**Provided records**
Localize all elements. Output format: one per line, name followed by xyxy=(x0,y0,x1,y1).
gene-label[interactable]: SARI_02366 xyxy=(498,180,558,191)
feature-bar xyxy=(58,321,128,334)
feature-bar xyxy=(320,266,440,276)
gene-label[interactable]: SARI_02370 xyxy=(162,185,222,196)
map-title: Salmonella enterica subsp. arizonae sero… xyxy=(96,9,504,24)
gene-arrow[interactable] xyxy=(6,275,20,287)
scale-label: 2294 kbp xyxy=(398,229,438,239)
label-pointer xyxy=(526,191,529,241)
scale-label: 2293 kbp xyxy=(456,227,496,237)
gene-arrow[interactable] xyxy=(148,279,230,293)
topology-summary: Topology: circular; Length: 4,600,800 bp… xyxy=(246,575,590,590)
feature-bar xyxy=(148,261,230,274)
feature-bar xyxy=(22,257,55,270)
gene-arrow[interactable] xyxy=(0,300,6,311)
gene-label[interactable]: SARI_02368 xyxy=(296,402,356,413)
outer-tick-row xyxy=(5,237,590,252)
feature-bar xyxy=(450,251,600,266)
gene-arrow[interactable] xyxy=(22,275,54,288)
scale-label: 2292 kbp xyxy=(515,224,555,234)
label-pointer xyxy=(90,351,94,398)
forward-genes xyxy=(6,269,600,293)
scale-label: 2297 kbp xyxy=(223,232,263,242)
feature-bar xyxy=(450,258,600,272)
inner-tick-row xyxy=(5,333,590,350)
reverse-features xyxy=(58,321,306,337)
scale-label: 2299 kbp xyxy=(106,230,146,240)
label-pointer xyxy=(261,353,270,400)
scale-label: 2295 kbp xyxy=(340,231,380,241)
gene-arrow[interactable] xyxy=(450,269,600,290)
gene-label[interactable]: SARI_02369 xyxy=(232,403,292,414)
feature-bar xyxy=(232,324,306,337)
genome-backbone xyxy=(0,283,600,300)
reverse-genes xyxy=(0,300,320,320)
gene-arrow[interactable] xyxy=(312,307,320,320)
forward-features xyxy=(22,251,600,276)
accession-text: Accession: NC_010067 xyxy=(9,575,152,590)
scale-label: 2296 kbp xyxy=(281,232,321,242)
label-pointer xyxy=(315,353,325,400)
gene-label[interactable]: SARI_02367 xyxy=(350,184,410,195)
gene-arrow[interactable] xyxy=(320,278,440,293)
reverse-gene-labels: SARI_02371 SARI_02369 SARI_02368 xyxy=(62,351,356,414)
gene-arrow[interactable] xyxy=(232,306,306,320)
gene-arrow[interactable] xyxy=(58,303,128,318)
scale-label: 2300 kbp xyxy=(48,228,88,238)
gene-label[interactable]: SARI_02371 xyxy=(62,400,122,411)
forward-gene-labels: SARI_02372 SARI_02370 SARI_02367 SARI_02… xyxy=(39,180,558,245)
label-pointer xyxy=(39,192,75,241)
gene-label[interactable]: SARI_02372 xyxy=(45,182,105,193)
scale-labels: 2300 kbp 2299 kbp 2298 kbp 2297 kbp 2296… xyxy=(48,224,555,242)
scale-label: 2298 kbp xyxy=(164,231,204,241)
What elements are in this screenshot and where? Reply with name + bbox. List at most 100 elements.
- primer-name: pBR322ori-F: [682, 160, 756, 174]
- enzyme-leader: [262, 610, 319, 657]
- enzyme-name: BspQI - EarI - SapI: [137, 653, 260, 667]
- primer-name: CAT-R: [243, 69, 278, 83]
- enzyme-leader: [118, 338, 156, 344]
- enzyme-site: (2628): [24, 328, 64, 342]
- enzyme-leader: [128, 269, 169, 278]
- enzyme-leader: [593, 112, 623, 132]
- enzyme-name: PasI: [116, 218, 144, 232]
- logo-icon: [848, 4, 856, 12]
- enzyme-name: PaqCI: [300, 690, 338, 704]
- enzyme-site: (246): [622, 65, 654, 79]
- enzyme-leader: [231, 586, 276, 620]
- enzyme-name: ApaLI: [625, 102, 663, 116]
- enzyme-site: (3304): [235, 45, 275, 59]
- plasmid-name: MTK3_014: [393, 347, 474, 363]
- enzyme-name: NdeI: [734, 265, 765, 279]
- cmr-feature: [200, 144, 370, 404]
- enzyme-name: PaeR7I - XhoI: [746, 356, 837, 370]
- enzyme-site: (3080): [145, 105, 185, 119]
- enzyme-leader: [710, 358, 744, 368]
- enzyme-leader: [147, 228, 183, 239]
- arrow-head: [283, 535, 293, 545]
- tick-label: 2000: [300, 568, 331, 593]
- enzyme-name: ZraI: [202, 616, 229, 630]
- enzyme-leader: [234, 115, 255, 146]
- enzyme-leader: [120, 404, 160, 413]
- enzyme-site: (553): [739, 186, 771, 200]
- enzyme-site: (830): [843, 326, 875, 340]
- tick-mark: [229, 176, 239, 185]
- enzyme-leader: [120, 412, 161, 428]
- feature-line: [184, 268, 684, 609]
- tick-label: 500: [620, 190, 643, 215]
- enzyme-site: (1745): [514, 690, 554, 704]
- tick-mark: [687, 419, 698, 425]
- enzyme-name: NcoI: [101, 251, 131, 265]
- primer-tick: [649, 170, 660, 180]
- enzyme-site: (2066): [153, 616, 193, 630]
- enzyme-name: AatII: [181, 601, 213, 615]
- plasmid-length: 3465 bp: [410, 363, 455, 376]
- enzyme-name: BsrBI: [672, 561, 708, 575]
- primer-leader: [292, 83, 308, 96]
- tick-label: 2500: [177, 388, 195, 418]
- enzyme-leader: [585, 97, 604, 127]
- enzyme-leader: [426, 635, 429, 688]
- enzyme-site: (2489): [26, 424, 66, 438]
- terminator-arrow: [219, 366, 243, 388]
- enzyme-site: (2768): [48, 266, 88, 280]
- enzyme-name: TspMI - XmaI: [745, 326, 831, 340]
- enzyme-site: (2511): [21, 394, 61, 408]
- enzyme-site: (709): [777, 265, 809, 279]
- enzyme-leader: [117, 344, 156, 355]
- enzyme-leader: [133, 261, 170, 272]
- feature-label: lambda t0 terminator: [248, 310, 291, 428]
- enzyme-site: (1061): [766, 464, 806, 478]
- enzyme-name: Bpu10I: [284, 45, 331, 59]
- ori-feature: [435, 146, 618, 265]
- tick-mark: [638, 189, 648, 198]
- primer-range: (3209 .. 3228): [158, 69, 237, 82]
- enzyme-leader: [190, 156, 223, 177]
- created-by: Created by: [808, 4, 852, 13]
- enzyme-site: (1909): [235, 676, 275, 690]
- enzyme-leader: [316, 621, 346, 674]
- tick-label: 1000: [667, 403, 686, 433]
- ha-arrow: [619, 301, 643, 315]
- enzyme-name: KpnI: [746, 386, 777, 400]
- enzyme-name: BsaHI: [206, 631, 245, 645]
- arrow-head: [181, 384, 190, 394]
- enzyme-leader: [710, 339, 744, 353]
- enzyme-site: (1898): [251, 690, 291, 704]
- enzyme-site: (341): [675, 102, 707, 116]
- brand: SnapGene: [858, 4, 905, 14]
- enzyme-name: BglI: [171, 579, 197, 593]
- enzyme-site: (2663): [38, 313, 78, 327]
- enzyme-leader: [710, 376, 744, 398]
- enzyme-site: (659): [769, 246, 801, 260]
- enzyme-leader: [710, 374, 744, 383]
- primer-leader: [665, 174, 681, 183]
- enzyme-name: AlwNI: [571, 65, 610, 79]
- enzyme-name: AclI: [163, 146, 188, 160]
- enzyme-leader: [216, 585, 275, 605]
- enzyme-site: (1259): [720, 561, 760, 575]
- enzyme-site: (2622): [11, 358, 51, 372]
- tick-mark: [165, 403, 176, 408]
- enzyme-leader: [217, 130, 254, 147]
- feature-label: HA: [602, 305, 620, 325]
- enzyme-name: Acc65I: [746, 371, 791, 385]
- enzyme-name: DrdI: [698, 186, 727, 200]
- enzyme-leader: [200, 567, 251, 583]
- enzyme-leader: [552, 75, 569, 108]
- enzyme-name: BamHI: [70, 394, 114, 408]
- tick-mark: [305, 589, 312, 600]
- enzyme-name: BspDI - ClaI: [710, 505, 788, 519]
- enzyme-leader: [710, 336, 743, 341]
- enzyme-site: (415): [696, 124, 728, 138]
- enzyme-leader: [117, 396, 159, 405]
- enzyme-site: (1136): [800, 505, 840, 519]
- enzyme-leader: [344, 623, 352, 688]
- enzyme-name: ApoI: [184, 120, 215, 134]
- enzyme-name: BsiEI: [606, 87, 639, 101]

**What you need to do**
How many of the lines above include the string "elements"? Reply with the number by itself.

**Solved exercise**
2